■ SHORT TASK
Go through the entries below and copy each line containing the word "všech".

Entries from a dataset
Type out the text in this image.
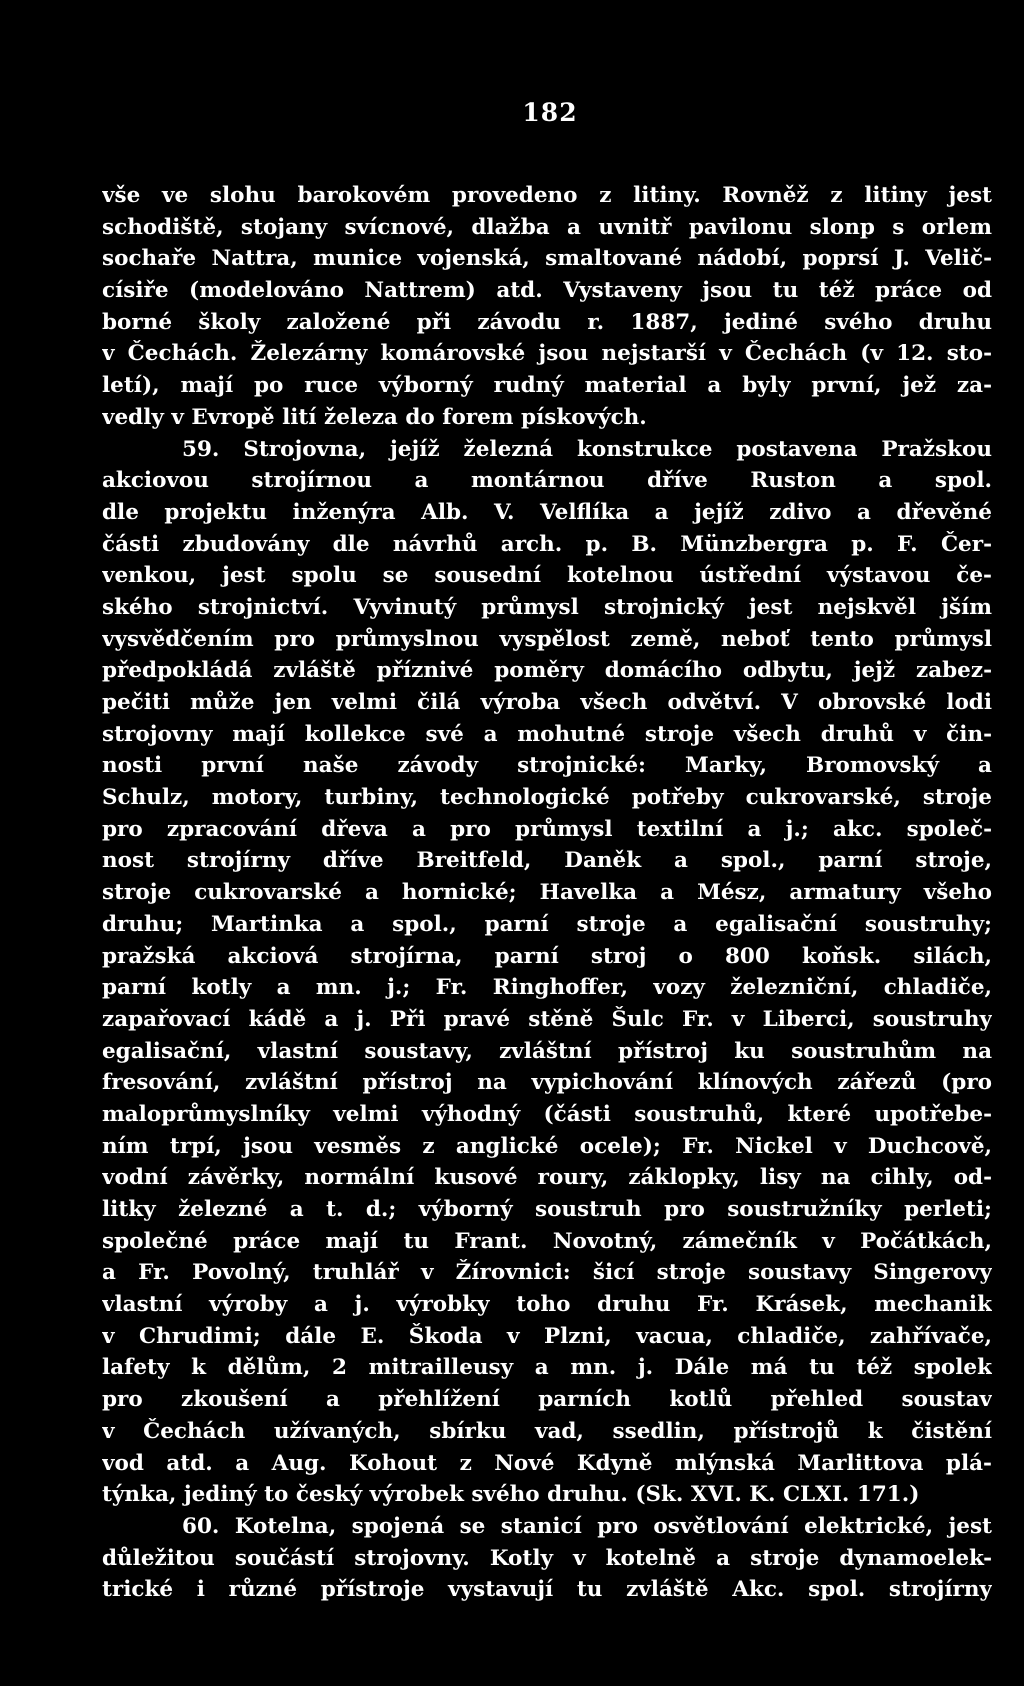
182
vše ve slohu barokovém provedeno z litiny. Rovněž z litiny jest
schodiště, stojany svícnové, dlažba a uvnitř pavilonu slonp s orlem
sochaře Nattra, munice vojenská, smaltované nádobí, poprsí J. Velič-
císiře (modelováno Nattrem) atd. Vystaveny jsou tu též práce od
borné školy založené při závodu r. 1887, jediné svého druhu
v Čechách. Železárny komárovské jsou nejstarší v Čechách (v 12. sto-
letí), mají po ruce výborný rudný material a byly první, jež za-
vedly v Evropě lití železa do forem pískových.
59. Strojovna, jejíž železná konstrukce postavena Pražskou
akciovou strojírnou a montárnou dříve Ruston a spol.
dle projektu inženýra Alb. V. Velflíka a jejíž zdivo a dřevěné
části zbudovány dle návrhů arch. p. B. Münzbergra p. F. Čer-
venkou, jest spolu se sousední kotelnou ústřední výstavou če-
ského strojnictví. Vyvinutý průmysl strojnický jest nejskvěl jším
vysvědčením pro průmyslnou vyspělost země, neboť tento průmysl
předpokládá zvláště příznivé poměry domácího odbytu, jejž zabez-
pečiti může jen velmi čilá výroba všech odvětví. V obrovské lodi
strojovny mají kollekce své a mohutné stroje všech druhů v čin-
nosti první naše závody strojnické: Marky, Bromovský a
Schulz, motory, turbiny, technologické potřeby cukrovarské, stroje
pro zpracování dřeva a pro průmysl textilní a j.; akc. společ-
nost strojírny dříve Breitfeld, Daněk a spol., parní stroje,
stroje cukrovarské a hornické; Havelka a Mész, armatury všeho
druhu; Martinka a spol., parní stroje a egalisační soustruhy;
pražská akciová strojírna, parní stroj o 800 koňsk. silách,
parní kotly a mn. j.; Fr. Ringhoffer, vozy železniční, chladiče,
zapařovací kádě a j. Při pravé stěně Šulc Fr. v Liberci, soustruhy
egalisační, vlastní soustavy, zvláštní přístroj ku soustruhům na
fresování, zvláštní přístroj na vypichování klínových zářezů (pro
maloprůmyslníky velmi výhodný (části soustruhů, které upotřebe-
ním trpí, jsou vesměs z anglické ocele); Fr. Nickel v Duchcově,
vodní závěrky, normální kusové roury, záklopky, lisy na cihly, od-
litky železné a t. d.; výborný soustruh pro soustružníky perleti;
společné práce mají tu Frant. Novotný, zámečník v Počátkách,
a Fr. Povolný, truhlář v Žírovnici: šicí stroje soustavy Singerovy
vlastní výroby a j. výrobky toho druhu Fr. Krásek, mechanik
v Chrudimi; dále E. Škoda v Plzni, vacua, chladiče, zahřívače,
lafety k dělům, 2 mitrailleusy a mn. j. Dále má tu též spolek
pro zkoušení a přehlížení parních kotlů přehled soustav
v Čechách užívaných, sbírku vad, ssedlin, přístrojů k čistění
vod atd. a Aug. Kohout z Nové Kdyně mlýnská Marlittova plá-
týnka, jediný to český výrobek svého druhu. (Sk. XVI. K. CLXI. 171.)
60. Kotelna, spojená se stanicí pro osvětlování elektrické, jest
důležitou součástí strojovny. Kotly v kotelně a stroje dynamoelek-
trické i různé přístroje vystavují tu zvláště Akc. spol. strojírny
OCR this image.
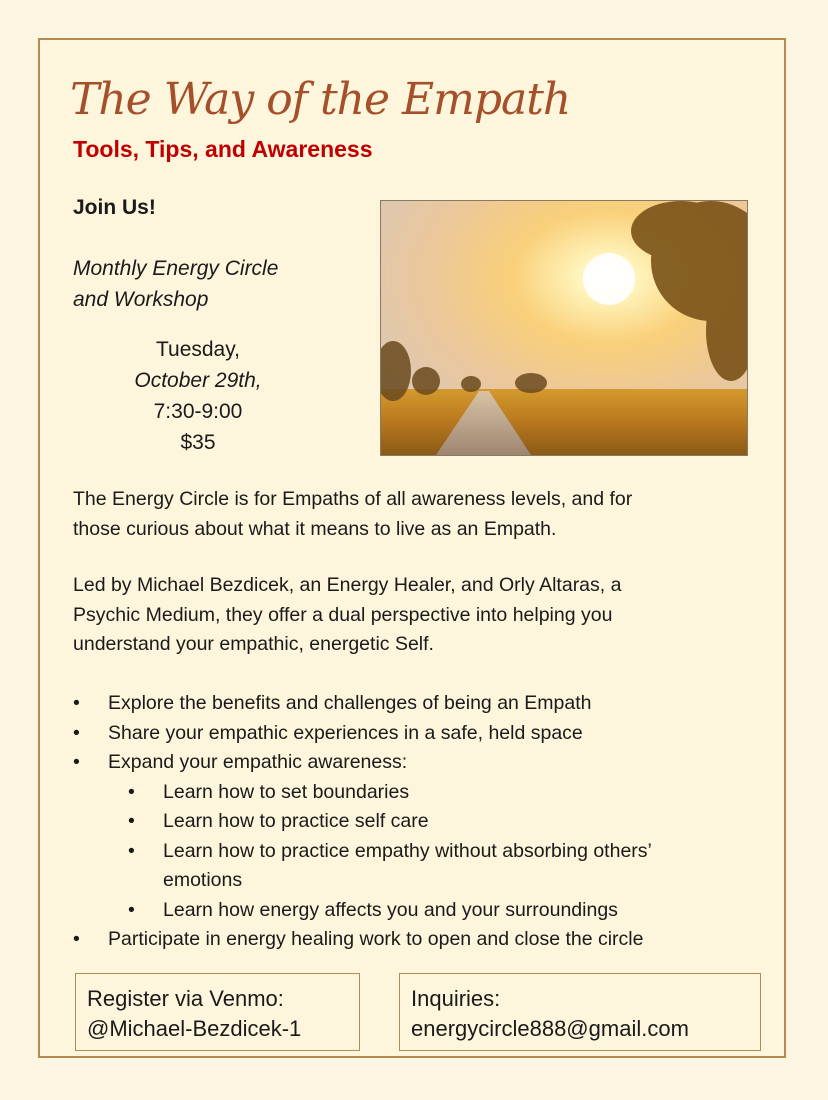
The Way of the Empath
Tools, Tips, and Awareness
Join Us!
Monthly Energy Circle
and Workshop
Tuesday,
October 29th,
7:30-9:00
$35

The Energy Circle is for Empaths of all awareness levels, and for
those curious about what it means to live as an Empath.

Led by Michael Bezdicek, an Energy Healer, and Orly Altaras, a
Psychic Medium, they offer a dual perspective into helping you
understand your empathic, energetic Self.

• Explore the benefits and challenges of being an Empath
• Share your empathic experiences in a safe, held space
• Expand your empathic awareness:
• Learn how to set boundaries
• Learn how to practice self care
• Learn how to practice empathy without absorbing others’
emotions
• Learn how energy affects you and your surroundings
• Participate in energy healing work to open and close the circle
Register via Venmo:
@Michael-Bezdicek-1
Inquiries:
energycircle888@gmail.com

■ OUTPUT
pečiti může jen velmi čilá výroba všech odvětví. V obrovské lodi
strojovny mají kollekce své a mohutné stroje všech druhů v čin-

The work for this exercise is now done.